Yakuza Kiwami è l’attesa conversione per PC dell’omonimo titolo per PlayStation 4, uscito un paio d’anni or sono, a sua volta reboot/remake di un clamoroso successo di SEGA per PlayStation 2. Roba antica, quindi, pluri-riveduta e corretta per funzionare sulle macchine attuali. Questa recensione, quindi, non intende aggiungere nulla all’ottima disamina scritta a suo tempo da Mirko Marangon, ma semmai mettere in risalto i pregi e i difetti della versione per Windows.
UN BREVE RECAP
Kiryu Kazuma è un giovane talento della Yakuza, la famigerata mafia giapponese, quando si assume la responsabilità dell’omicidio di un importante capo famiglia. Bandito in modo disonorevole dall’organizzazione e accusato di tradimento, esce di galera per buona condotta dopo aver scontato una pena di dieci anni e, tornato in libertà, trova il mondo completamente cambiato: la gente si è convinta che la terra sia piatta, il suo tremebondo e titubante amico Nishiki è diventato un pericoloso capo famiglia, la sua fidanzatina dell’asilo Yumi è svanita nel nulla, dieci miliardi di Yen sono spariti dalle casse della ‘famiglia’, c’è appena stato un altro omicidio ai vertici e, fra i clan, serpeggia la lotta per la successione.

■ **ESERCIZI DA SVOLGERE**
1. Estrai parola per parola dalla recensione di Yakuza Kiwami la parte che inizia con le parole contenenti "UN BREVE RECAP" e termina con "per la successione.".
2. In base alla recensione di Yakuza Kiwami, spiega per quale motivo Kiryu Kazuma esce di galera.

■ **MATERIALE ESTRATTO**
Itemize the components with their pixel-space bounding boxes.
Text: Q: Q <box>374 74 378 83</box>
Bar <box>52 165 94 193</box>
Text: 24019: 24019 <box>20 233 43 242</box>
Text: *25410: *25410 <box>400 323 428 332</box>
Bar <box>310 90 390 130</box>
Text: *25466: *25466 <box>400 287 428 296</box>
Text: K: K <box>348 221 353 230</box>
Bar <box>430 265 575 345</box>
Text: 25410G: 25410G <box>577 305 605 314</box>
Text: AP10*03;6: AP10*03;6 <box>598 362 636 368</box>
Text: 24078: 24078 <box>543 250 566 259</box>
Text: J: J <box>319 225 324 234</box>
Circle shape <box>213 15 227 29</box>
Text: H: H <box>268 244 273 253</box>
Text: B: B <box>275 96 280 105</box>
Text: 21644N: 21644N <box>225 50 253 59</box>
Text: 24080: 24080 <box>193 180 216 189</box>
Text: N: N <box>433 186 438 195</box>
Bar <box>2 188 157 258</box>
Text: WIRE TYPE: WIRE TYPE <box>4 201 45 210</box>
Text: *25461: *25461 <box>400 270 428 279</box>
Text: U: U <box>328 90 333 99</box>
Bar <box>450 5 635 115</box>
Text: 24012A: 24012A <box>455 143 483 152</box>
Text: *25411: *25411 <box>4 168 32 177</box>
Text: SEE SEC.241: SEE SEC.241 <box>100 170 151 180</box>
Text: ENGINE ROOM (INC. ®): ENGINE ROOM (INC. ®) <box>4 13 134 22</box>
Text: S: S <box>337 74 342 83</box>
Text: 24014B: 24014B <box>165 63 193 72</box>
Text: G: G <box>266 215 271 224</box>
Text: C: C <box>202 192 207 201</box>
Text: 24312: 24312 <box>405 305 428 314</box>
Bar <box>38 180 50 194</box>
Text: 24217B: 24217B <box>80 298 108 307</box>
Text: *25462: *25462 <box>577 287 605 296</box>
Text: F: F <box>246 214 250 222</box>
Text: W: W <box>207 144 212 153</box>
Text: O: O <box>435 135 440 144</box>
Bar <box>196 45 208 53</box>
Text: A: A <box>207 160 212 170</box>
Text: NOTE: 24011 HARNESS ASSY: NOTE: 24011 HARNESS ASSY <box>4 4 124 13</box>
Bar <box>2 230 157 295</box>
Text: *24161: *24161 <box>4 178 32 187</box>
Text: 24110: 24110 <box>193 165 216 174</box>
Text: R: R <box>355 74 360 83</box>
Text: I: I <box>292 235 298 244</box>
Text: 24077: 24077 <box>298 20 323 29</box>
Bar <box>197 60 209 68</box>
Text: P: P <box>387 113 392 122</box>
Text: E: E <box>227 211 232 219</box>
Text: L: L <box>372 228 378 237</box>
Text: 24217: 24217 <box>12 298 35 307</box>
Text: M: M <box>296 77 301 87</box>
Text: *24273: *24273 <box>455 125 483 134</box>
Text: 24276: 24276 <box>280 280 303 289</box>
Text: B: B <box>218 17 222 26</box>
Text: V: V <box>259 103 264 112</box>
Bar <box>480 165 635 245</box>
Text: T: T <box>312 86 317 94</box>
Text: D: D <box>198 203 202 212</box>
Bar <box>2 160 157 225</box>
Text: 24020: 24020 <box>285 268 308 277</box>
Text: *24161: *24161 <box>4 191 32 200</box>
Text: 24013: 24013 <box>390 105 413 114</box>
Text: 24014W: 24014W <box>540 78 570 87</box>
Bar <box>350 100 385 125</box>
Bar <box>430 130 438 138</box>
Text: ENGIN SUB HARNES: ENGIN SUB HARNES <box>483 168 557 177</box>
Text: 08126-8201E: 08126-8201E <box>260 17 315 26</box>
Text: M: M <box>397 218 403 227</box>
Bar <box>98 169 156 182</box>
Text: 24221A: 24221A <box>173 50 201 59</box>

■ **SOLUZIONI DEGLI ESERCIZI**
1.
UN BREVE RECAP
Kiryu Kazuma è un giovane talento della Yakuza, la famigerata mafia giapponese, quando si assume la responsabilità dell’omicidio di un importante capo famiglia. Bandito in modo disonorevole dall’organizzazione e accusato di tradimento, esce di galera per buona condotta dopo aver scontato una pena di dieci anni e, tornato in libertà, trova il mondo completamente cambiato: la gente si è convinta che la terra sia piatta, il suo tremebondo e titubante amico Nishiki è diventato un pericoloso capo famiglia, la sua fidanzatina dell’asilo Yumi è svanita nel nulla, dieci miliardi di Yen sono spariti dalle casse della ‘famiglia’, c’è appena stato un altro omicidio ai vertici e, fra i clan, serpeggia la lotta per la successione.

2. Kiryu Kazuma esce di galera per buona condotta. Prima di essere rilasciato ha scontato una pena di dieci anni.